**Data records:**
##############################

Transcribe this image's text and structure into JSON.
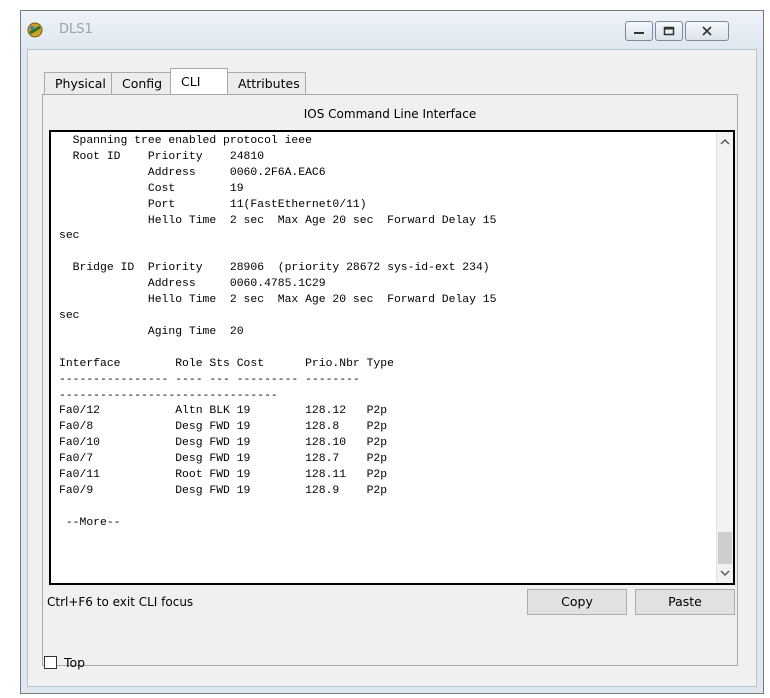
{
  "window": {
    "title": "DLS1"
  },
  "tabs": [
    {
      "label": "Physical"
    },
    {
      "label": "Config"
    },
    {
      "label": "CLI"
    },
    {
      "label": "Attributes"
    }
  ],
  "cli": {
    "header": "IOS Command Line Interface",
    "lines": [
      "  Spanning tree enabled protocol ieee",
      "  Root ID    Priority    24810",
      "             Address     0060.2F6A.EAC6",
      "             Cost        19",
      "             Port        11(FastEthernet0/11)",
      "             Hello Time  2 sec  Max Age 20 sec  Forward Delay 15",
      "sec",
      "",
      "  Bridge ID  Priority    28906  (priority 28672 sys-id-ext 234)",
      "             Address     0060.4785.1C29",
      "             Hello Time  2 sec  Max Age 20 sec  Forward Delay 15",
      "sec",
      "             Aging Time  20",
      "",
      "Interface        Role Sts Cost      Prio.Nbr Type",
      "---------------- ---- --- --------- --------",
      "--------------------------------",
      "Fa0/12           Altn BLK 19        128.12   P2p",
      "Fa0/8            Desg FWD 19        128.8    P2p",
      "Fa0/10           Desg FWD 19        128.10   P2p",
      "Fa0/7            Desg FWD 19        128.7    P2p",
      "Fa0/11           Root FWD 19        128.11   P2p",
      "Fa0/9            Desg FWD 19        128.9    P2p",
      "",
      " --More--"
    ],
    "hint": "Ctrl+F6 to exit CLI focus",
    "copy_label": "Copy",
    "paste_label": "Paste"
  },
  "footer": {
    "top_label": "Top"
  }
}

##############################

**Your goal:** Find the lines above holding the word "Cost" and show them.

**Answer:**
      "             Cost        19",
      "Interface        Role Sts Cost      Prio.Nbr Type",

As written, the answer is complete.